** begin RECORDED INFORMATION **
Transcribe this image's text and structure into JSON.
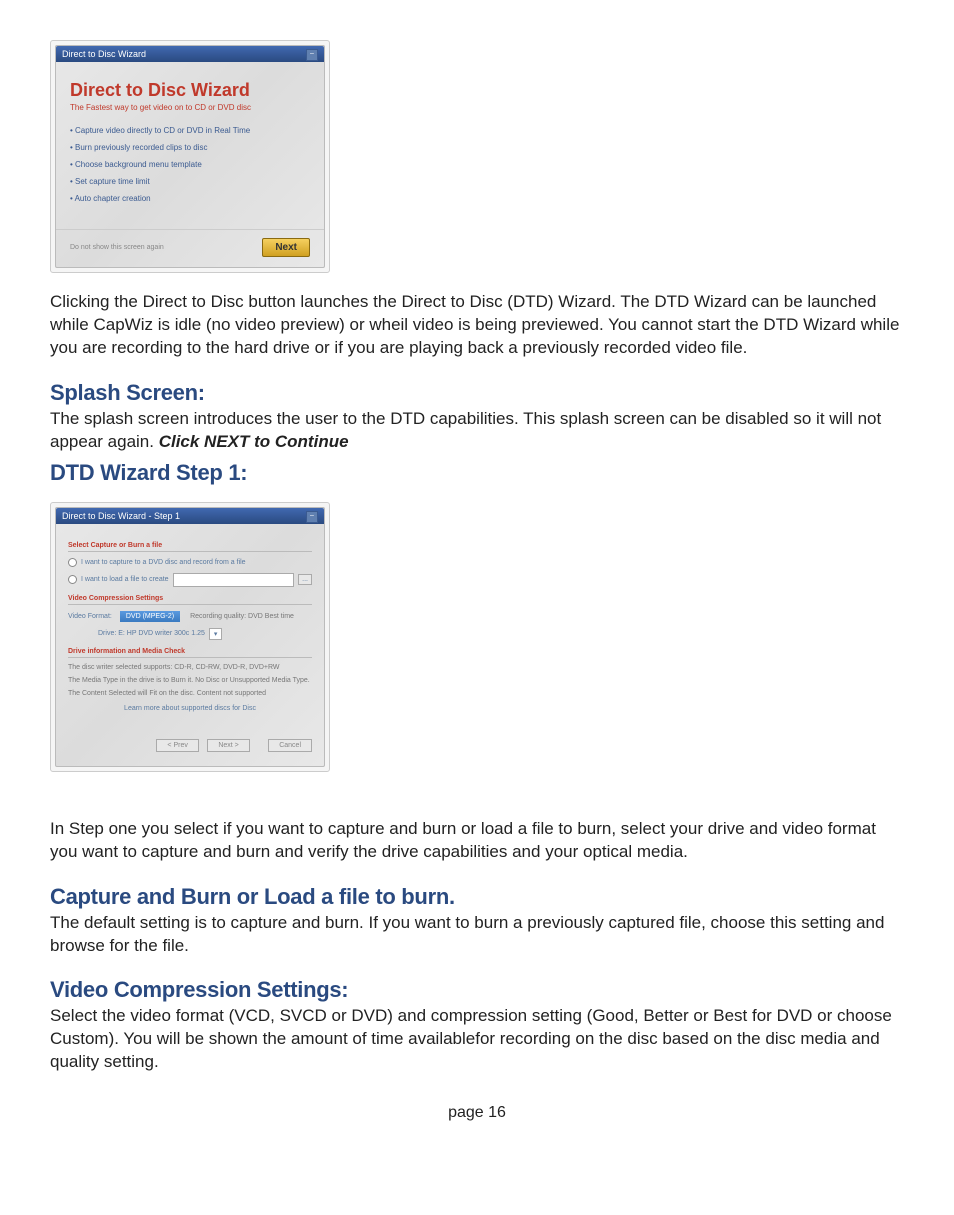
{
  "splash": {
    "titlebar": "Direct to Disc Wizard",
    "heading": "Direct to Disc Wizard",
    "sub": "The Fastest way to get video on to CD or DVD disc",
    "bullets": [
      "• Capture video directly to CD or DVD in Real Time",
      "• Burn previously recorded clips to disc",
      "• Choose background menu template",
      "• Set capture time limit",
      "• Auto chapter creation"
    ],
    "checkbox": "Do not show this screen again",
    "next": "Next"
  },
  "body": {
    "p1": "Clicking  the Direct to Disc button launches the Direct to Disc (DTD) Wizard. The DTD Wizard can be launched while CapWiz is idle (no video preview) or wheil video is being  previewed. You cannot start the DTD Wizard while you are recording to the hard drive or if you are playing back a previously recorded video file.",
    "h1": "Splash Screen:",
    "p2a": "The splash screen introduces the user to the DTD capabilities.  This splash screen can be disabled so it will not appear again.  ",
    "p2b": "Click NEXT to Continue",
    "h2": "DTD Wizard Step 1:",
    "p3": "In Step one you select if you want to capture and burn or load a file to burn, select your drive and video format you want to capture and burn and verify the drive capabilities and your optical media.",
    "h3": "Capture and Burn or Load a file to burn.",
    "p4": "The default setting is to capture and burn. If you want to burn a previously captured file, choose this setting and browse for the file.",
    "h4": "Video Compression Settings:",
    "p5": "Select the video format (VCD, SVCD or DVD) and compression setting (Good, Better or Best for DVD or choose Custom). You will be shown the amount of time availablefor recording on the disc based on the disc media and quality setting.",
    "pagenum": "page 16"
  },
  "step1": {
    "titlebar": "Direct to Disc Wizard - Step 1",
    "sec1": "Select Capture or Burn a file",
    "r1": "I want to capture to a DVD disc and record from a file",
    "r2": "I want to load a file to create",
    "browse": "...",
    "sec2": "Video Compression Settings",
    "fmt_label": "Video Format:",
    "fmt_value": "DVD (MPEG-2)",
    "rec_label": "Recording quality: DVD Best time",
    "drive_row": "Drive:  E:  HP DVD writer 300c 1.25",
    "sec3": "Drive information and Media Check",
    "info1": "The disc writer selected supports:   CD-R, CD-RW, DVD-R, DVD+RW",
    "info2": "The Media Type in the drive is to Burn it.  No Disc or Unsupported Media Type.",
    "info3": "The Content Selected will Fit on the disc.  Content not supported",
    "link": "Learn more about supported discs for Disc",
    "btn_prev": "< Prev",
    "btn_next": "Next >",
    "btn_cancel": "Cancel"
  }
}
** end RECORDED INFORMATION **
* **WHAT TO DO**
Find each line that has the word "browse", then copy it out.

* **THE REPLY**
    "p4": "The default setting is to capture and burn. If you want to burn a previously captured file, choose this setting and browse for the file.",
    "browse": "...",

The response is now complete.